>> Begin Listed records
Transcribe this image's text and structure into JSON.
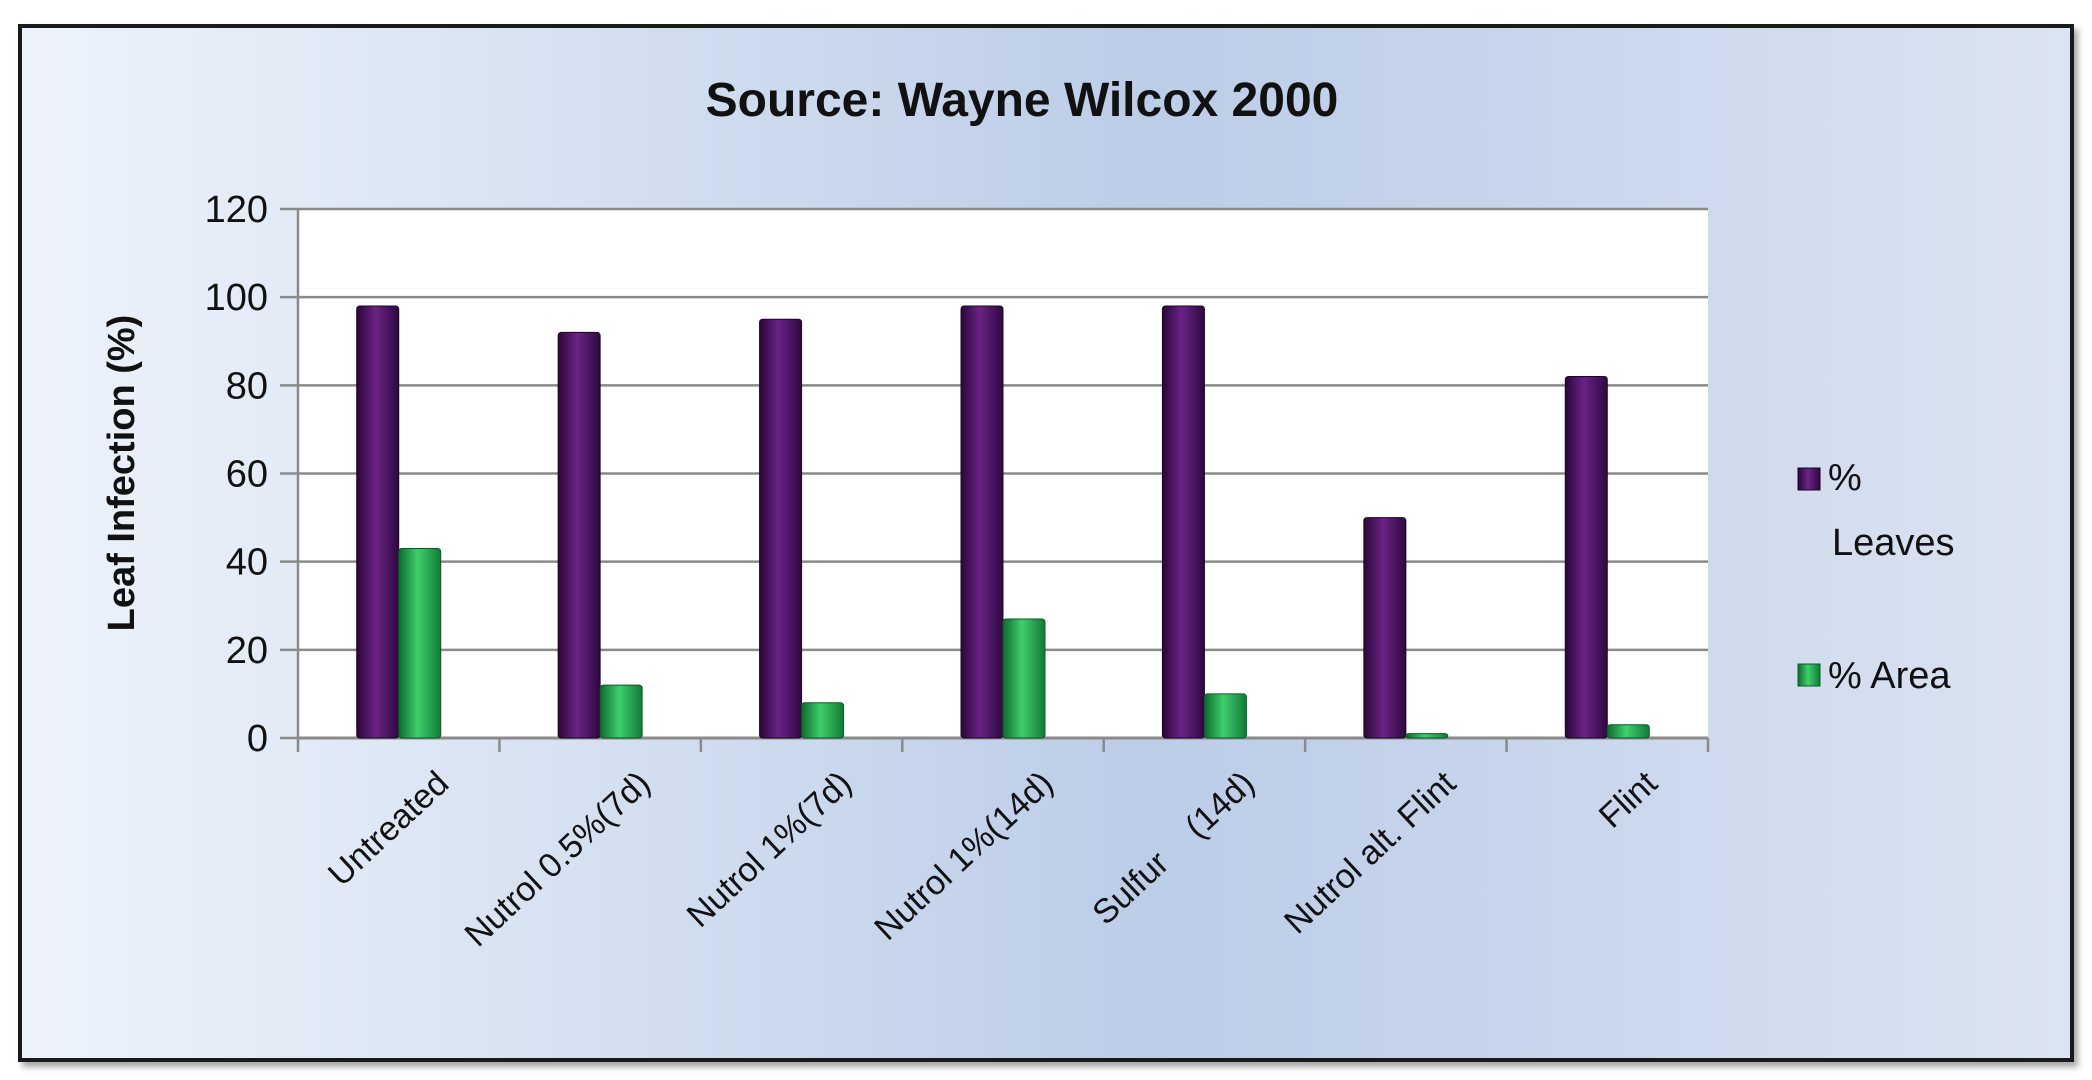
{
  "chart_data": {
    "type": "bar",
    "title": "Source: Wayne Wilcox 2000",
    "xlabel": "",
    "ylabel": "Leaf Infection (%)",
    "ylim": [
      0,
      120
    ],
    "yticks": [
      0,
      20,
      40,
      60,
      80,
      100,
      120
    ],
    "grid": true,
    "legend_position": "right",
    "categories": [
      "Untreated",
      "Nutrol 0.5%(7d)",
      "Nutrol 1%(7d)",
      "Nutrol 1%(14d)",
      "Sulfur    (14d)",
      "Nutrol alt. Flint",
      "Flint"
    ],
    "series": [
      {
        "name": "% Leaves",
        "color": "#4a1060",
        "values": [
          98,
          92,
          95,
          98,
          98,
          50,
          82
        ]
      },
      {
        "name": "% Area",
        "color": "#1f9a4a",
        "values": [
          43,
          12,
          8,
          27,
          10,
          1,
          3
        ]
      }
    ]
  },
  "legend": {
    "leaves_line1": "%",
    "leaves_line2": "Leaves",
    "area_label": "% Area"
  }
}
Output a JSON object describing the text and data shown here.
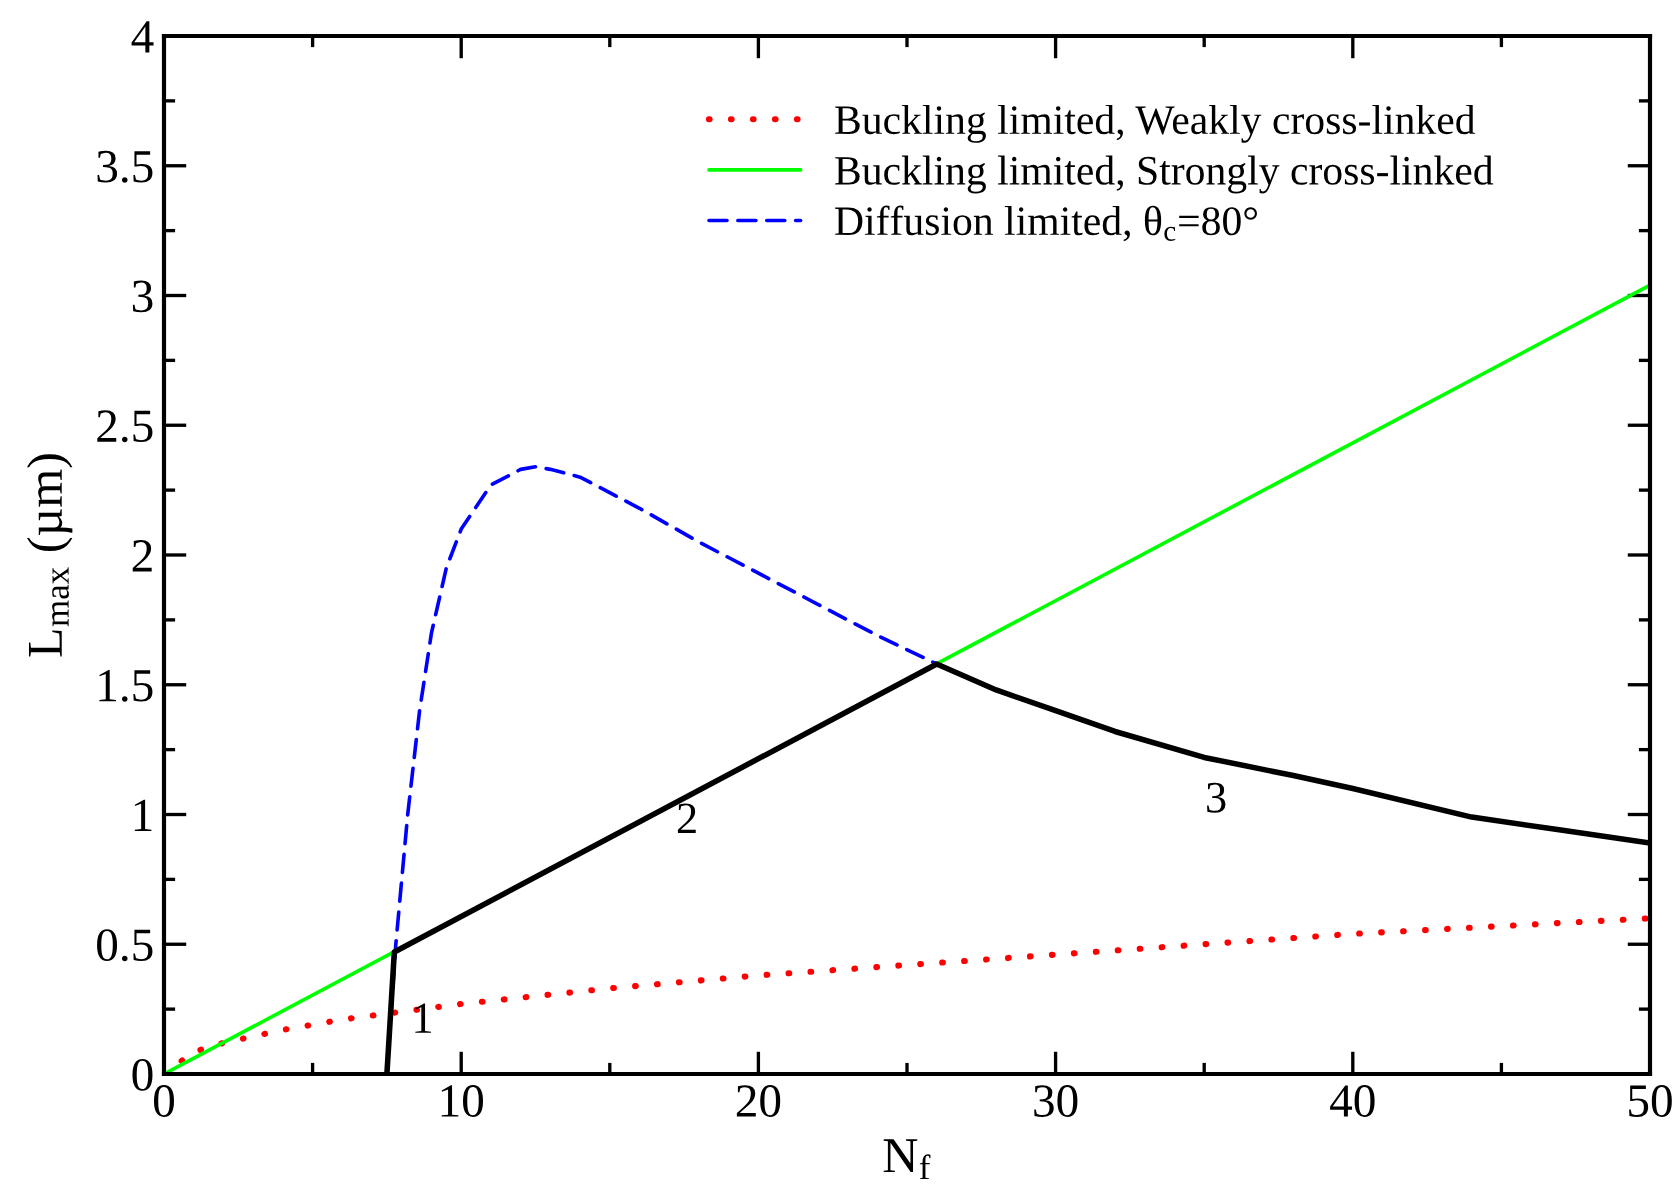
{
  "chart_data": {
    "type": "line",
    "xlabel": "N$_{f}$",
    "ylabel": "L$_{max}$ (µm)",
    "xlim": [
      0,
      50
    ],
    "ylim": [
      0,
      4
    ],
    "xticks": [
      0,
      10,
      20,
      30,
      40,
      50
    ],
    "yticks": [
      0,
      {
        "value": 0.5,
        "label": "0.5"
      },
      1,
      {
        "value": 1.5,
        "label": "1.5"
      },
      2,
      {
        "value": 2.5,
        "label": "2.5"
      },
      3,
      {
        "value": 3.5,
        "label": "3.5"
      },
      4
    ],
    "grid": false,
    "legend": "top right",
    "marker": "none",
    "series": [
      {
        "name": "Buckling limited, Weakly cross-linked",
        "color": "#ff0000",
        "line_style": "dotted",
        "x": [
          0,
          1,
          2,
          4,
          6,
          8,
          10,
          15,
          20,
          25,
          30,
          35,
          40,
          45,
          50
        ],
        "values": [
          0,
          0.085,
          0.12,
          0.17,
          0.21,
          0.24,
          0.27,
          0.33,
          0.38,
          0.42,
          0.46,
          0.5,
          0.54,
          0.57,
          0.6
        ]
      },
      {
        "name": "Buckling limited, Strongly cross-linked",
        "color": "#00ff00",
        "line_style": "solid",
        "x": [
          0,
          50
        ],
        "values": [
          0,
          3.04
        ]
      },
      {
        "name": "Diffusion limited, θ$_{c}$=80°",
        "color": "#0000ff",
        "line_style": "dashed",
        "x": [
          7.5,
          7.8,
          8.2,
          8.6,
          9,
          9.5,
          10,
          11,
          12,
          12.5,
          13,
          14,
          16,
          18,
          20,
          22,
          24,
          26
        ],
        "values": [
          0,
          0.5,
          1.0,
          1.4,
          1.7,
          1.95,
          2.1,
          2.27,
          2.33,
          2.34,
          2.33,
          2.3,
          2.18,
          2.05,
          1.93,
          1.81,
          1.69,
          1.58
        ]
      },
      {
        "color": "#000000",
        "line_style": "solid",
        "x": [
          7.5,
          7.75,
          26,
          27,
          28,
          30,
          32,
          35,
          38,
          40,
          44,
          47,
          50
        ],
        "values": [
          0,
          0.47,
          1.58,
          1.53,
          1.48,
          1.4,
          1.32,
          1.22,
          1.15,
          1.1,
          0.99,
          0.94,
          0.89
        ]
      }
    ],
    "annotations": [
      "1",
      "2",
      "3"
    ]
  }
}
>> End Listed records
>> Begin Listed records
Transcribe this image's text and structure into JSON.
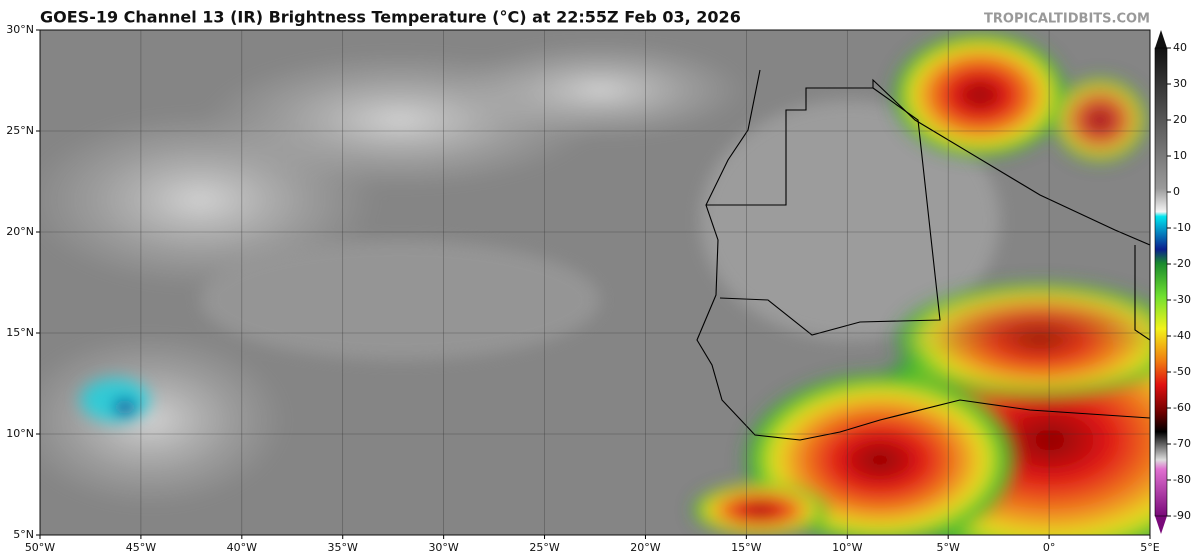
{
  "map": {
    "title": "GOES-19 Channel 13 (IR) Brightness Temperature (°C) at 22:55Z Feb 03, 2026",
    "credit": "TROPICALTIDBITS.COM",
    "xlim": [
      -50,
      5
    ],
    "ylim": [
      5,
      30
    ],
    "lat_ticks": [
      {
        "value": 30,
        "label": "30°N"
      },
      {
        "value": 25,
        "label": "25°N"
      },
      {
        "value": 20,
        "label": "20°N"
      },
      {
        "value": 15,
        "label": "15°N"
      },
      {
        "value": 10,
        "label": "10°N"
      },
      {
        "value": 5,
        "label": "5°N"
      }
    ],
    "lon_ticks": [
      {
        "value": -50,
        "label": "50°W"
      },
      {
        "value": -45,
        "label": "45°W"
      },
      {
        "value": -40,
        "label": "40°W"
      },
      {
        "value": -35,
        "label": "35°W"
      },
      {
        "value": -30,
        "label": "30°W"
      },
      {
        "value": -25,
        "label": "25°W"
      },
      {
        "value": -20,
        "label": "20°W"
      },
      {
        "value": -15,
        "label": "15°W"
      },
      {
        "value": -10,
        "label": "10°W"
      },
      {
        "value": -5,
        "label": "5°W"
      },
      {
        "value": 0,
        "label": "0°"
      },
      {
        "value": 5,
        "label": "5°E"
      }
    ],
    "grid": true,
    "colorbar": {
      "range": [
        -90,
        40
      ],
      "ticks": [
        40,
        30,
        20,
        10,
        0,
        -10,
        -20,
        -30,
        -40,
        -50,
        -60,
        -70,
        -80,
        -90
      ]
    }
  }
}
>> End Listed records
>> Begin Listed records
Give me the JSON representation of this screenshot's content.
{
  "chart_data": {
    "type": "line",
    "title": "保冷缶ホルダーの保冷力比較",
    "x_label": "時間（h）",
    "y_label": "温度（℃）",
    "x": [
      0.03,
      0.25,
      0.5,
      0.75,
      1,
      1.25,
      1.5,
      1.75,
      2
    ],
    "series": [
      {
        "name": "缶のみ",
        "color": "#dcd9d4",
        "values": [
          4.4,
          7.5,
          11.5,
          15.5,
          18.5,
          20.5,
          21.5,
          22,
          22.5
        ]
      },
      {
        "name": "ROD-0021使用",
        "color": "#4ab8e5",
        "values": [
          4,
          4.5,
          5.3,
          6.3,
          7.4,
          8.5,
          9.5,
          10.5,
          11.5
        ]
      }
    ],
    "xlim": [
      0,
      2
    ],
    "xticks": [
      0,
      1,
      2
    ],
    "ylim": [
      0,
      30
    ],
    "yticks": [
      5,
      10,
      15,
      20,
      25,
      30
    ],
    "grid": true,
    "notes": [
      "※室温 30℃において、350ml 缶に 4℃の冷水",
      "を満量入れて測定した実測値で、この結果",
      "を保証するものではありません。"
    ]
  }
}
>> End Listed records
Task statement: Report all lines of the material that contain the word "title".

The solution:
    "title": "Source: Wayne Wilcox 2000",
    "title": "GOES-19 Channel 13 (IR) Brightness Temperature (°C) at 22:55Z Feb 03, 2026",
    "title": "保冷缶ホルダーの保冷力比較",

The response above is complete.